**Problem description**
Scan the data for "甲公司为增值税一般纳税人" and copy the lines it appears in.

**Data to process**
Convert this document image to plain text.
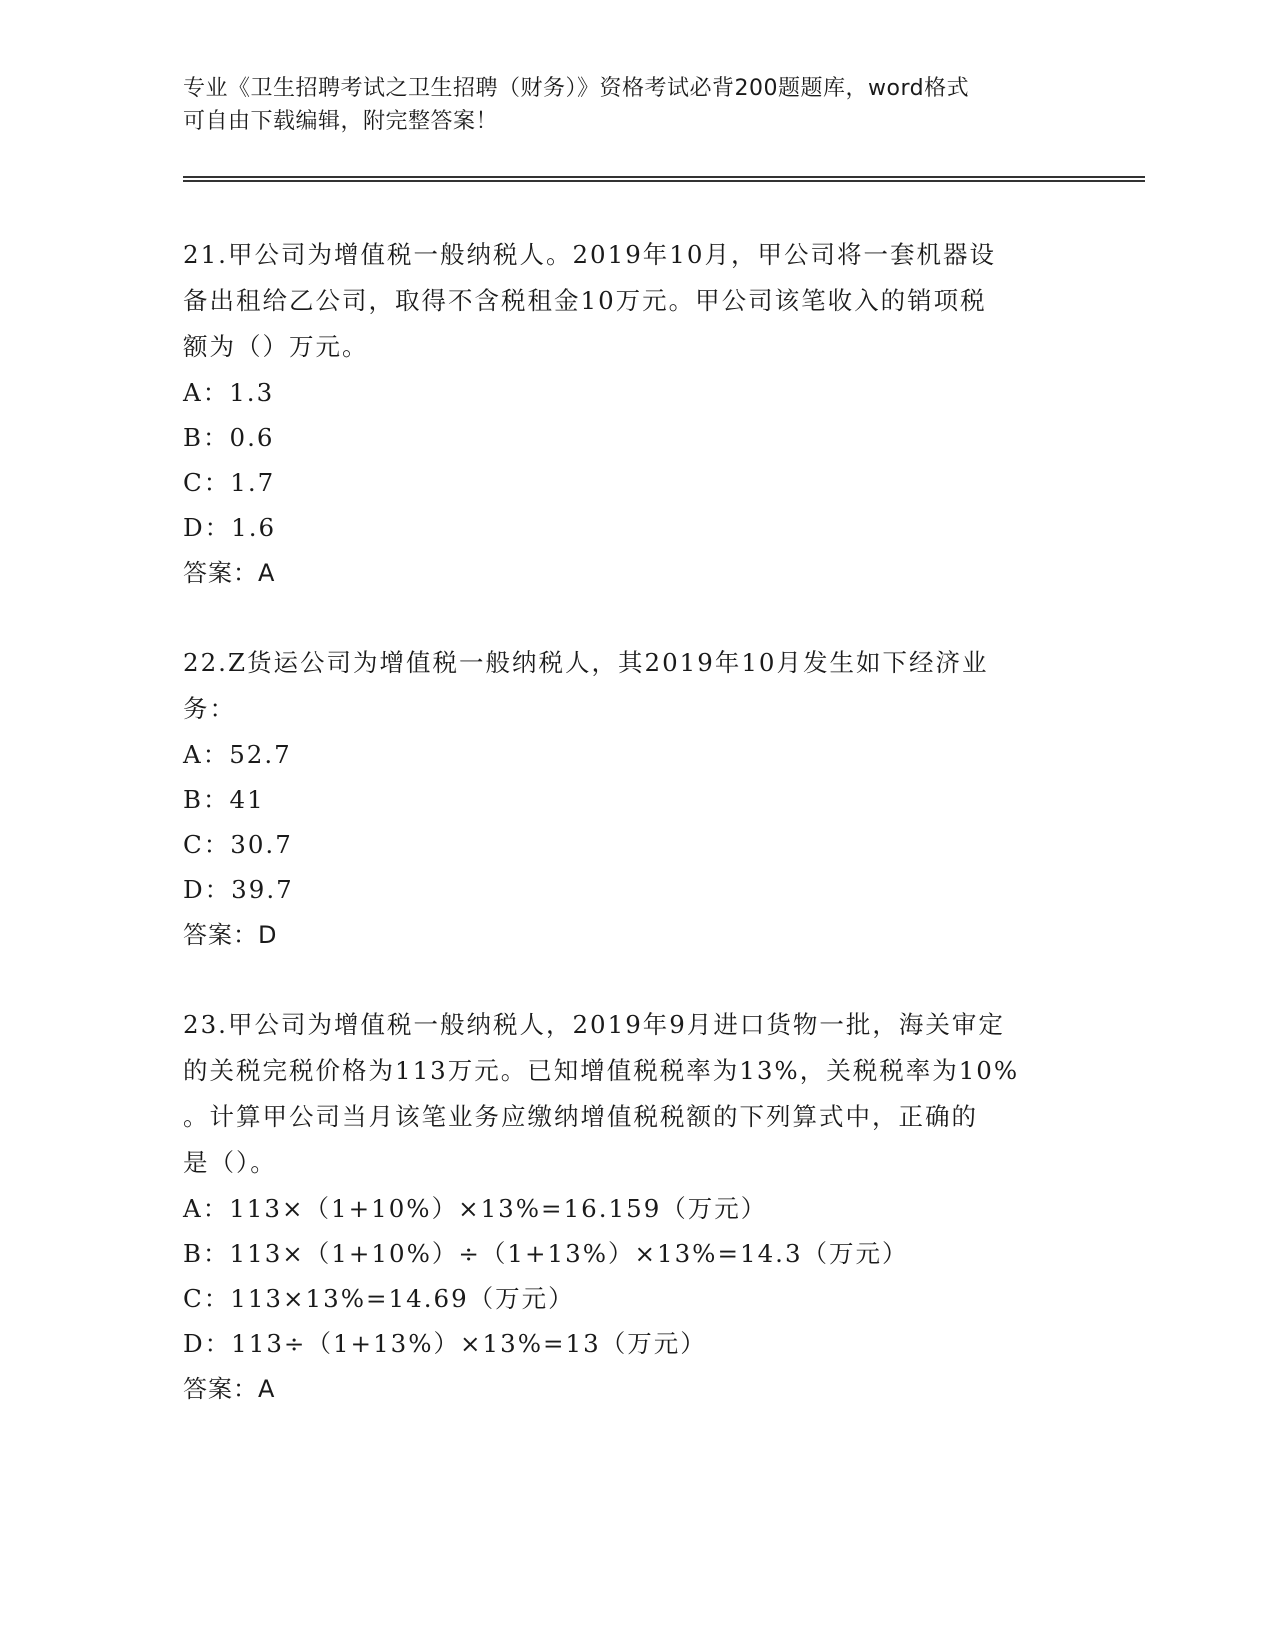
专业《卫生招聘考试之卫生招聘（财务）》资格考试必背200题题库，word格式
可自由下载编辑，附完整答案！

21.甲公司为增值税一般纳税人。2019年10月，甲公司将一套机器设

备出租给乙公司，取得不含税租金10万元。甲公司该笔收入的销项税

额为（）万元。

A：1.3

B：0.6

C：1.7

D：1.6

答案：A

22.Z货运公司为增值税一般纳税人，其2019年10月发生如下经济业

务：

A：52.7

B：41

C：30.7

D：39.7

答案：D

23.甲公司为增值税一般纳税人，2019年9月进口货物一批，海关审定

的关税完税价格为113万元。已知增值税税率为13%，关税税率为10%

。计算甲公司当月该笔业务应缴纳增值税税额的下列算式中，正确的

是（）。

A：113×（1+10%）×13%=16.159（万元）

B：113×（1+10%）÷（1+13%）×13%=14.3（万元）

C：113×13%=14.69（万元）

D：113÷（1+13%）×13%=13（万元）

答案：A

**Answer to the problem**
21.甲公司为增值税一般纳税人。2019年10月，甲公司将一套机器设
23.甲公司为增值税一般纳税人，2019年9月进口货物一批，海关审定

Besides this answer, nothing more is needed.